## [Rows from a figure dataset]
□ □ □ □

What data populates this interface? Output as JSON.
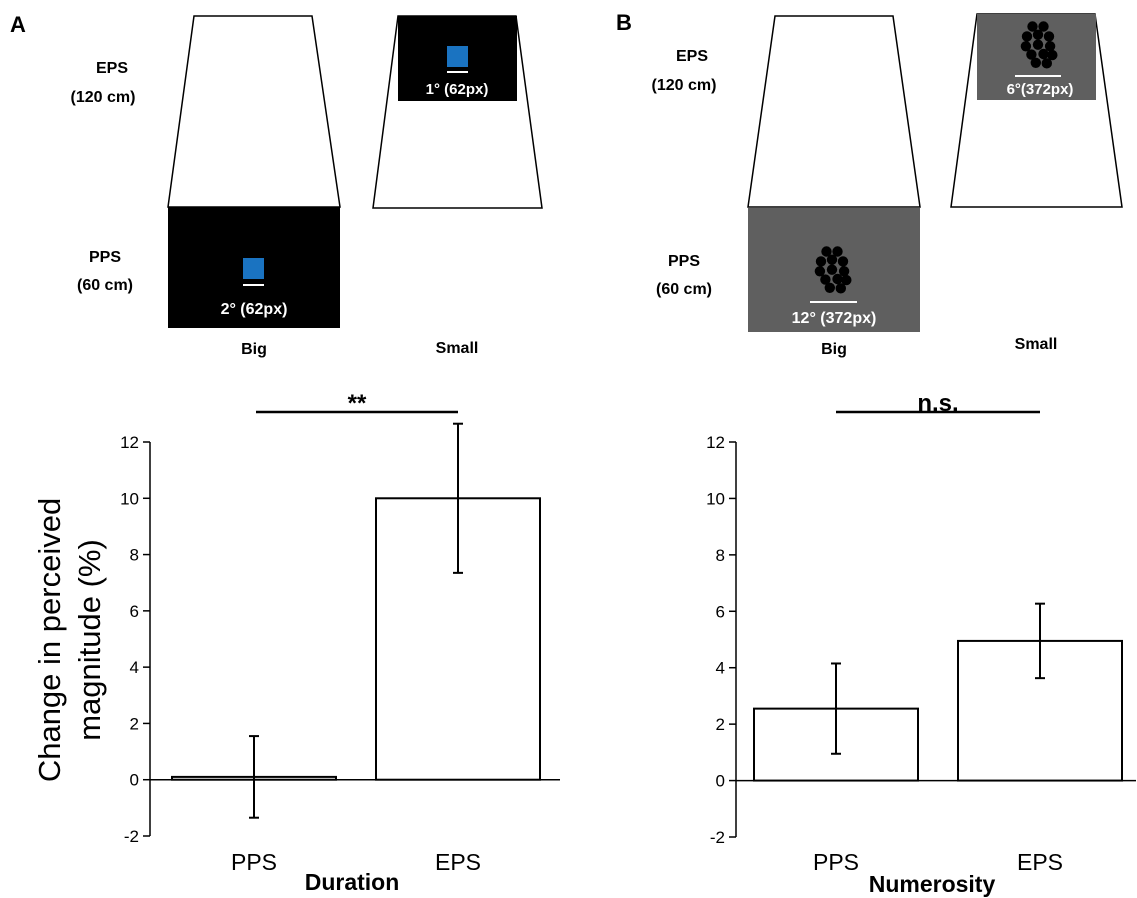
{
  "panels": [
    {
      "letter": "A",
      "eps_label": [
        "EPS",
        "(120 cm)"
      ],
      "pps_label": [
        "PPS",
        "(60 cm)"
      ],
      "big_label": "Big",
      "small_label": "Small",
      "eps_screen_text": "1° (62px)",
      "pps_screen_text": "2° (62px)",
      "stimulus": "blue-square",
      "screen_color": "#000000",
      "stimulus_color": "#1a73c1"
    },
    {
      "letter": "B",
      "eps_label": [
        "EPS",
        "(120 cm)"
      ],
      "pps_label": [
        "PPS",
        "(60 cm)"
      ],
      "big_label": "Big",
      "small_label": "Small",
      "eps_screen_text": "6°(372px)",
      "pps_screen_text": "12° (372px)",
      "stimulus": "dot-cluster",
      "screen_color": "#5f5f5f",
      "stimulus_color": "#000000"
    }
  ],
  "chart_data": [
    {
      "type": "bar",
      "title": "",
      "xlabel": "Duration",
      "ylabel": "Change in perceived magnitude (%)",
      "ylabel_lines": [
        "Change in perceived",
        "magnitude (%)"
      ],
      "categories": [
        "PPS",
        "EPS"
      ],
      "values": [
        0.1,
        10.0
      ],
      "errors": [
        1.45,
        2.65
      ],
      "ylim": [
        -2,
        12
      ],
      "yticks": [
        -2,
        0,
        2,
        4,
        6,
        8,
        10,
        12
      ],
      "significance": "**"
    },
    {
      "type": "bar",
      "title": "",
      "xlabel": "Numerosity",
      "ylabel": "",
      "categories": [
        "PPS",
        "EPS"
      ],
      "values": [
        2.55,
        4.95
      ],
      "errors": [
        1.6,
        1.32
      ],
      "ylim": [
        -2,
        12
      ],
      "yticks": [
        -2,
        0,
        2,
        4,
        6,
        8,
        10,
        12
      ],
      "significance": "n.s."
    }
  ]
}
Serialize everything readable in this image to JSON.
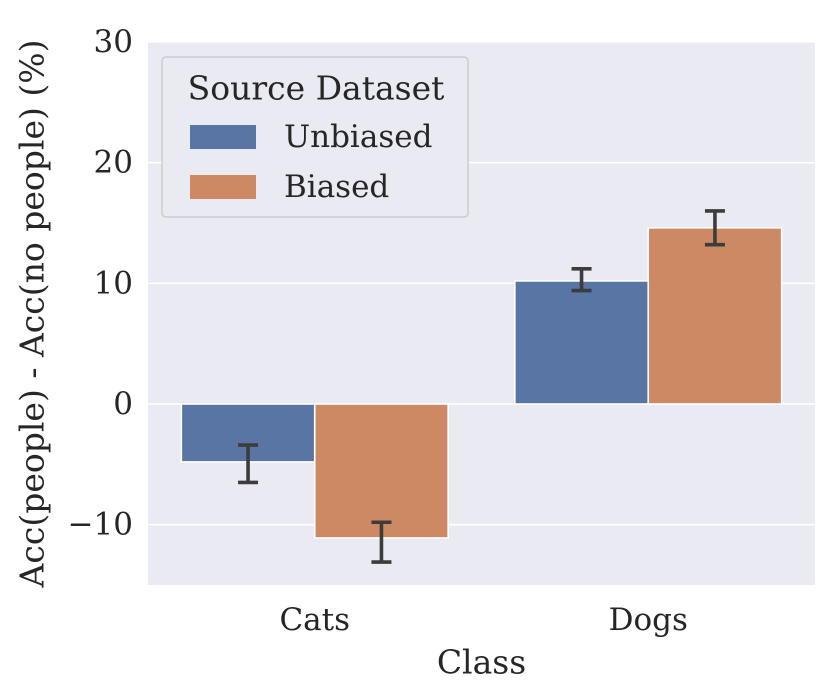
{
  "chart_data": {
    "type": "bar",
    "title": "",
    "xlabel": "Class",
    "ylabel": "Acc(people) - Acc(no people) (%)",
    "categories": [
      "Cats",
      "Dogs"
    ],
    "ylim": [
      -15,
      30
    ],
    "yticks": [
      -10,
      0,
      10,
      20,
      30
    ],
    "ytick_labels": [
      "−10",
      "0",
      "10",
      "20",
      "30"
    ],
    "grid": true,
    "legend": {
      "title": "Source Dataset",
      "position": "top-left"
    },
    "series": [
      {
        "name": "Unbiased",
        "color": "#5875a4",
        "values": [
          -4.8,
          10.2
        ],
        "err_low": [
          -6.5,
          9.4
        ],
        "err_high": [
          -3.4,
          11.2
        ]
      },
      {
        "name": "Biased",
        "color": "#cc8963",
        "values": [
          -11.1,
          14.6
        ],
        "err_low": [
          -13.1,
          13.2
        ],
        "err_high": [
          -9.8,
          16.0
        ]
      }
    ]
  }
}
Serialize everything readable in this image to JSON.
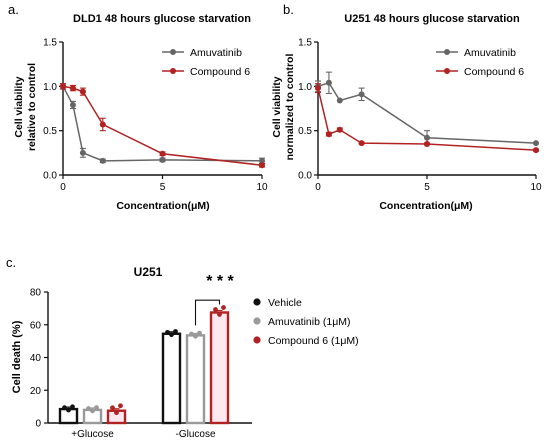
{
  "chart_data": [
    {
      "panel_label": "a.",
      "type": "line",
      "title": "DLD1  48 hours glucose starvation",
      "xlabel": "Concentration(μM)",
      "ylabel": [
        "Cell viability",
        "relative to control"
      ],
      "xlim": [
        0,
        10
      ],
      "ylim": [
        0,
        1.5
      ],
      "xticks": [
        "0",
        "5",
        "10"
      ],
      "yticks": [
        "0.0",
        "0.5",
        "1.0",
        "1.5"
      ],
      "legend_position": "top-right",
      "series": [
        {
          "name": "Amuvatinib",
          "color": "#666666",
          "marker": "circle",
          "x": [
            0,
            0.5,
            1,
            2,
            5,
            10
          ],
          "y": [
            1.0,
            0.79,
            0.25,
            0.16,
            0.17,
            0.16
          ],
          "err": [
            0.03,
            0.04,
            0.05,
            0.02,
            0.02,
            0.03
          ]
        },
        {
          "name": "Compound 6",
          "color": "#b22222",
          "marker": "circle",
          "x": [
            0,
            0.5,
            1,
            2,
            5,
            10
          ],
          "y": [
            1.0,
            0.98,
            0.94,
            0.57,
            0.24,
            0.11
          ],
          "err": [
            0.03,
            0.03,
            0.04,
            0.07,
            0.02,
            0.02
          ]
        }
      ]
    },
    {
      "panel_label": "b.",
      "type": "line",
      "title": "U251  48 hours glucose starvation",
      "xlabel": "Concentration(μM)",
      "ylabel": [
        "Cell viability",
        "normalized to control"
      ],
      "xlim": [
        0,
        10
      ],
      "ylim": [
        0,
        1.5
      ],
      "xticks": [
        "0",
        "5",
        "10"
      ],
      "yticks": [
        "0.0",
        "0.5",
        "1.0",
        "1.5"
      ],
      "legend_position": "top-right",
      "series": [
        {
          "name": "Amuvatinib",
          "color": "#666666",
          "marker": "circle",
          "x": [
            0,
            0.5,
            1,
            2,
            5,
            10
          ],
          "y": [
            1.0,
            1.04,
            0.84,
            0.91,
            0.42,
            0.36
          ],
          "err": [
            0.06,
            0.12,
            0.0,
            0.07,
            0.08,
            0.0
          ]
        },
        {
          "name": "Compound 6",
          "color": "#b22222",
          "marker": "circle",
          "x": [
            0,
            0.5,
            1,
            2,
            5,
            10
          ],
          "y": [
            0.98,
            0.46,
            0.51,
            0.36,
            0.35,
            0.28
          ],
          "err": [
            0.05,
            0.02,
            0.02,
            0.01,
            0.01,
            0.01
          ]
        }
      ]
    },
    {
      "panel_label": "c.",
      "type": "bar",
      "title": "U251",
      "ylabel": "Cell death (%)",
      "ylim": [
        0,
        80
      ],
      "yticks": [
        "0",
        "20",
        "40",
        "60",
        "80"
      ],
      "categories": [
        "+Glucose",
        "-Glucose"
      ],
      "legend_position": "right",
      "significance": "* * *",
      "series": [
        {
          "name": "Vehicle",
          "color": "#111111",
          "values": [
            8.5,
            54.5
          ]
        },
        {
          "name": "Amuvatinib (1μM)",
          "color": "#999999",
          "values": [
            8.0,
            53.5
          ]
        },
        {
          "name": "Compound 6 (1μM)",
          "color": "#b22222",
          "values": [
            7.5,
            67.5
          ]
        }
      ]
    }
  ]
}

□ □ □ □

## [Exercise instructions]
Read the entries and show each line that mentions "name".

## [The result]
        "name": "Unbiased",
        "name": "Biased",
          "name": "Amuvatinib",
          "name": "Compound 6",
          "name": "Amuvatinib",
          "name": "Compound 6",
          "name": "Vehicle",
          "name": "Amuvatinib (1μM)",
          "name": "Compound 6 (1μM)",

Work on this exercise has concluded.